### INSTRUCTION
Skip the pictures. Transcribe the rest of the data below without changing a word.

### DATA
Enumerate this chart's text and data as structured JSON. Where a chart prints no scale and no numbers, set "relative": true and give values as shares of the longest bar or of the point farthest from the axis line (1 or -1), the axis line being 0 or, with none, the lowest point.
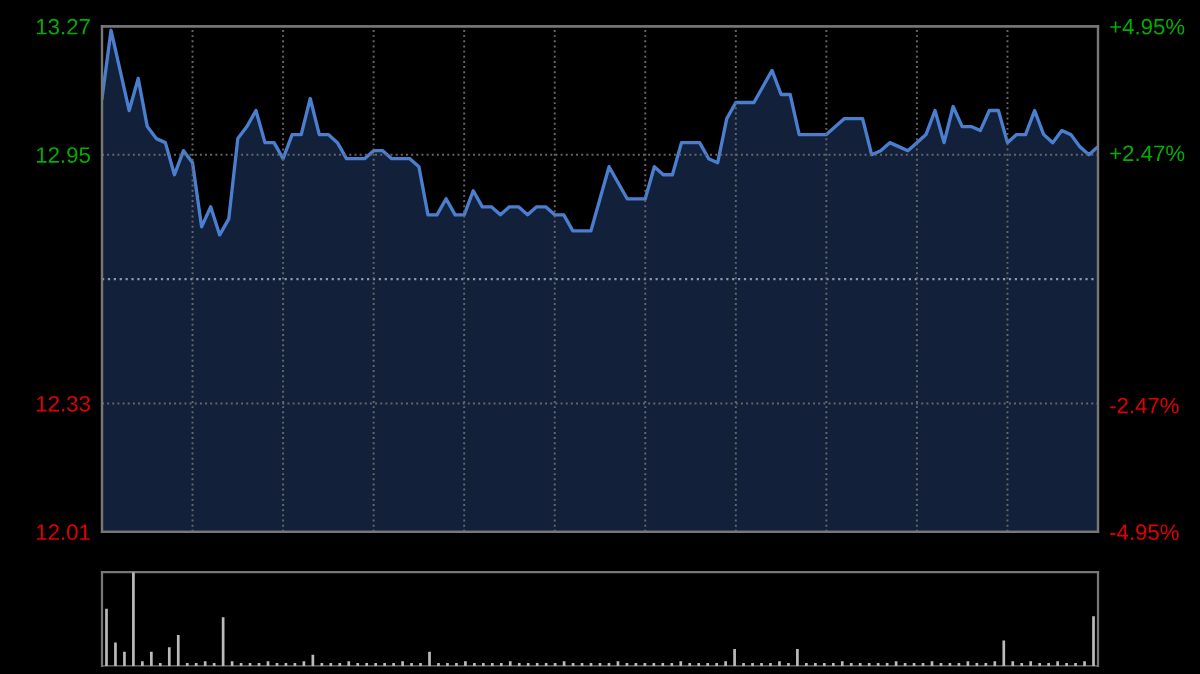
{
  "chart_data": [
    {
      "type": "area",
      "categories": [
        null,
        null,
        null,
        null,
        null,
        null,
        null,
        null,
        null,
        null,
        null,
        null,
        null,
        null,
        null,
        null,
        null,
        null,
        null,
        null,
        null,
        null,
        null,
        null,
        null,
        null,
        null,
        null,
        null,
        null,
        null,
        null,
        null,
        null,
        null,
        null,
        null,
        null,
        null,
        null,
        null,
        null,
        null,
        null,
        null,
        null,
        null,
        null,
        null,
        null,
        null,
        null,
        null,
        null,
        null,
        null,
        null,
        null,
        null,
        null,
        null,
        null,
        null,
        null,
        null,
        null,
        null,
        null,
        null,
        null,
        null,
        null,
        null,
        null,
        null,
        null,
        null,
        null,
        null,
        null,
        null,
        null,
        null,
        null,
        null,
        null,
        null,
        null,
        null,
        null,
        null,
        null,
        null,
        null,
        null,
        null,
        null,
        null,
        null,
        null,
        null,
        null,
        null,
        null,
        null,
        null,
        null,
        null,
        null,
        null,
        null
      ],
      "series": [
        {
          "color": "#4a7fd0",
          "values": [
            13.09,
            13.26,
            13.16,
            13.06,
            13.14,
            13.02,
            12.99,
            12.98,
            12.9,
            12.96,
            12.93,
            12.77,
            12.82,
            12.75,
            12.79,
            12.99,
            13.02,
            13.06,
            12.98,
            12.98,
            12.94,
            13.0,
            13.0,
            13.09,
            13.0,
            13.0,
            12.98,
            12.94,
            12.94,
            12.94,
            12.96,
            12.96,
            12.94,
            12.94,
            12.94,
            12.92,
            12.8,
            12.8,
            12.84,
            12.8,
            12.8,
            12.86,
            12.82,
            12.82,
            12.8,
            12.82,
            12.82,
            12.8,
            12.82,
            12.82,
            12.8,
            12.8,
            12.76,
            12.76,
            12.76,
            12.84,
            12.92,
            12.88,
            12.84,
            12.84,
            12.84,
            12.92,
            12.9,
            12.9,
            12.98,
            12.98,
            12.98,
            12.94,
            12.93,
            13.04,
            13.08,
            13.08,
            13.08,
            13.12,
            13.16,
            13.1,
            13.1,
            13.0,
            13.0,
            13.0,
            13.0,
            13.02,
            13.04,
            13.04,
            13.04,
            12.95,
            12.96,
            12.98,
            12.97,
            12.96,
            12.98,
            13.0,
            13.06,
            12.98,
            13.07,
            13.02,
            13.02,
            13.01,
            13.06,
            13.06,
            12.98,
            13.0,
            13.0,
            13.06,
            13.0,
            12.98,
            13.01,
            13.0,
            12.97,
            12.95,
            12.97
          ]
        }
      ],
      "ylim": [
        12.01,
        13.27
      ],
      "yticks": [
        13.27,
        12.95,
        12.33,
        12.01
      ],
      "y2lim": [
        -4.95,
        4.95
      ],
      "y2ticks": [
        {
          "value": 4.95,
          "label": "+4.95%"
        },
        {
          "value": 2.47,
          "label": "+2.47%"
        },
        {
          "value": -2.47,
          "label": "-2.47%"
        },
        {
          "value": -4.95,
          "label": "-4.95%"
        }
      ],
      "ref_lines": [
        {
          "axis": "y",
          "value": 12.64,
          "line_style": "dotted",
          "color": "#8a9ab0"
        }
      ],
      "grid": true,
      "tick_labels": "y"
    },
    {
      "type": "bar",
      "relative": true,
      "categories": [
        null,
        null,
        null,
        null,
        null,
        null,
        null,
        null,
        null,
        null,
        null,
        null,
        null,
        null,
        null,
        null,
        null,
        null,
        null,
        null,
        null,
        null,
        null,
        null,
        null,
        null,
        null,
        null,
        null,
        null,
        null,
        null,
        null,
        null,
        null,
        null,
        null,
        null,
        null,
        null,
        null,
        null,
        null,
        null,
        null,
        null,
        null,
        null,
        null,
        null,
        null,
        null,
        null,
        null,
        null,
        null,
        null,
        null,
        null,
        null,
        null,
        null,
        null,
        null,
        null,
        null,
        null,
        null,
        null,
        null,
        null,
        null,
        null,
        null,
        null,
        null,
        null,
        null,
        null,
        null,
        null,
        null,
        null,
        null,
        null,
        null,
        null,
        null,
        null,
        null,
        null,
        null,
        null,
        null,
        null,
        null,
        null,
        null,
        null,
        null,
        null,
        null,
        null,
        null,
        null,
        null,
        null,
        null,
        null,
        null,
        null
      ],
      "values": [
        0.61,
        0.25,
        0.15,
        1.0,
        0.05,
        0.15,
        0.03,
        0.2,
        0.33,
        0.03,
        0.03,
        0.05,
        0.03,
        0.52,
        0.05,
        0.03,
        0.03,
        0.03,
        0.05,
        0.03,
        0.03,
        0.03,
        0.05,
        0.12,
        0.03,
        0.03,
        0.03,
        0.05,
        0.03,
        0.03,
        0.03,
        0.03,
        0.03,
        0.05,
        0.03,
        0.03,
        0.15,
        0.03,
        0.03,
        0.03,
        0.05,
        0.03,
        0.03,
        0.03,
        0.03,
        0.05,
        0.03,
        0.03,
        0.03,
        0.03,
        0.03,
        0.05,
        0.03,
        0.03,
        0.03,
        0.03,
        0.03,
        0.05,
        0.03,
        0.03,
        0.03,
        0.03,
        0.03,
        0.03,
        0.05,
        0.03,
        0.03,
        0.03,
        0.03,
        0.05,
        0.18,
        0.03,
        0.03,
        0.03,
        0.03,
        0.05,
        0.03,
        0.18,
        0.03,
        0.03,
        0.03,
        0.03,
        0.05,
        0.03,
        0.03,
        0.03,
        0.03,
        0.03,
        0.05,
        0.03,
        0.03,
        0.03,
        0.05,
        0.03,
        0.03,
        0.03,
        0.05,
        0.03,
        0.03,
        0.05,
        0.27,
        0.05,
        0.03,
        0.05,
        0.03,
        0.03,
        0.05,
        0.03,
        0.03,
        0.05,
        0.53
      ],
      "color": "#bbbbbb",
      "grid": false
    }
  ]
}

### EXPECTED ANSWER
Enumerate this chart's text and data as structured JSON. Where a chart prints no scale and no numbers, set "relative": true and give values as shares of the longest bar or of the point farthest from the axis line (1 or -1), the axis line being 0 or, with none, the lowest point.
{
  "chart_data": [
    {
      "type": "area",
      "categories": [
        null,
        null,
        null,
        null,
        null,
        null,
        null,
        null,
        null,
        null,
        null,
        null,
        null,
        null,
        null,
        null,
        null,
        null,
        null,
        null,
        null,
        null,
        null,
        null,
        null,
        null,
        null,
        null,
        null,
        null,
        null,
        null,
        null,
        null,
        null,
        null,
        null,
        null,
        null,
        null,
        null,
        null,
        null,
        null,
        null,
        null,
        null,
        null,
        null,
        null,
        null,
        null,
        null,
        null,
        null,
        null,
        null,
        null,
        null,
        null,
        null,
        null,
        null,
        null,
        null,
        null,
        null,
        null,
        null,
        null,
        null,
        null,
        null,
        null,
        null,
        null,
        null,
        null,
        null,
        null,
        null,
        null,
        null,
        null,
        null,
        null,
        null,
        null,
        null,
        null,
        null,
        null,
        null,
        null,
        null,
        null,
        null,
        null,
        null,
        null,
        null,
        null,
        null,
        null,
        null,
        null,
        null,
        null,
        null,
        null,
        null
      ],
      "series": [
        {
          "color": "#4a7fd0",
          "values": [
            13.09,
            13.26,
            13.16,
            13.06,
            13.14,
            13.02,
            12.99,
            12.98,
            12.9,
            12.96,
            12.93,
            12.77,
            12.82,
            12.75,
            12.79,
            12.99,
            13.02,
            13.06,
            12.98,
            12.98,
            12.94,
            13.0,
            13.0,
            13.09,
            13.0,
            13.0,
            12.98,
            12.94,
            12.94,
            12.94,
            12.96,
            12.96,
            12.94,
            12.94,
            12.94,
            12.92,
            12.8,
            12.8,
            12.84,
            12.8,
            12.8,
            12.86,
            12.82,
            12.82,
            12.8,
            12.82,
            12.82,
            12.8,
            12.82,
            12.82,
            12.8,
            12.8,
            12.76,
            12.76,
            12.76,
            12.84,
            12.92,
            12.88,
            12.84,
            12.84,
            12.84,
            12.92,
            12.9,
            12.9,
            12.98,
            12.98,
            12.98,
            12.94,
            12.93,
            13.04,
            13.08,
            13.08,
            13.08,
            13.12,
            13.16,
            13.1,
            13.1,
            13.0,
            13.0,
            13.0,
            13.0,
            13.02,
            13.04,
            13.04,
            13.04,
            12.95,
            12.96,
            12.98,
            12.97,
            12.96,
            12.98,
            13.0,
            13.06,
            12.98,
            13.07,
            13.02,
            13.02,
            13.01,
            13.06,
            13.06,
            12.98,
            13.0,
            13.0,
            13.06,
            13.0,
            12.98,
            13.01,
            13.0,
            12.97,
            12.95,
            12.97
          ]
        }
      ],
      "ylim": [
        12.01,
        13.27
      ],
      "yticks": [
        13.27,
        12.95,
        12.33,
        12.01
      ],
      "y2lim": [
        -4.95,
        4.95
      ],
      "y2ticks": [
        {
          "value": 4.95,
          "label": "+4.95%"
        },
        {
          "value": 2.47,
          "label": "+2.47%"
        },
        {
          "value": -2.47,
          "label": "-2.47%"
        },
        {
          "value": -4.95,
          "label": "-4.95%"
        }
      ],
      "ref_lines": [
        {
          "axis": "y",
          "value": 12.64,
          "line_style": "dotted",
          "color": "#8a9ab0"
        }
      ],
      "grid": true,
      "tick_labels": "y"
    },
    {
      "type": "bar",
      "relative": true,
      "categories": [
        null,
        null,
        null,
        null,
        null,
        null,
        null,
        null,
        null,
        null,
        null,
        null,
        null,
        null,
        null,
        null,
        null,
        null,
        null,
        null,
        null,
        null,
        null,
        null,
        null,
        null,
        null,
        null,
        null,
        null,
        null,
        null,
        null,
        null,
        null,
        null,
        null,
        null,
        null,
        null,
        null,
        null,
        null,
        null,
        null,
        null,
        null,
        null,
        null,
        null,
        null,
        null,
        null,
        null,
        null,
        null,
        null,
        null,
        null,
        null,
        null,
        null,
        null,
        null,
        null,
        null,
        null,
        null,
        null,
        null,
        null,
        null,
        null,
        null,
        null,
        null,
        null,
        null,
        null,
        null,
        null,
        null,
        null,
        null,
        null,
        null,
        null,
        null,
        null,
        null,
        null,
        null,
        null,
        null,
        null,
        null,
        null,
        null,
        null,
        null,
        null,
        null,
        null,
        null,
        null,
        null,
        null,
        null,
        null,
        null,
        null
      ],
      "values": [
        0.61,
        0.25,
        0.15,
        1.0,
        0.05,
        0.15,
        0.03,
        0.2,
        0.33,
        0.03,
        0.03,
        0.05,
        0.03,
        0.52,
        0.05,
        0.03,
        0.03,
        0.03,
        0.05,
        0.03,
        0.03,
        0.03,
        0.05,
        0.12,
        0.03,
        0.03,
        0.03,
        0.05,
        0.03,
        0.03,
        0.03,
        0.03,
        0.03,
        0.05,
        0.03,
        0.03,
        0.15,
        0.03,
        0.03,
        0.03,
        0.05,
        0.03,
        0.03,
        0.03,
        0.03,
        0.05,
        0.03,
        0.03,
        0.03,
        0.03,
        0.03,
        0.05,
        0.03,
        0.03,
        0.03,
        0.03,
        0.03,
        0.05,
        0.03,
        0.03,
        0.03,
        0.03,
        0.03,
        0.03,
        0.05,
        0.03,
        0.03,
        0.03,
        0.03,
        0.05,
        0.18,
        0.03,
        0.03,
        0.03,
        0.03,
        0.05,
        0.03,
        0.18,
        0.03,
        0.03,
        0.03,
        0.03,
        0.05,
        0.03,
        0.03,
        0.03,
        0.03,
        0.03,
        0.05,
        0.03,
        0.03,
        0.03,
        0.05,
        0.03,
        0.03,
        0.03,
        0.05,
        0.03,
        0.03,
        0.05,
        0.27,
        0.05,
        0.03,
        0.05,
        0.03,
        0.03,
        0.05,
        0.03,
        0.03,
        0.05,
        0.53
      ],
      "color": "#bbbbbb",
      "grid": false
    }
  ]
}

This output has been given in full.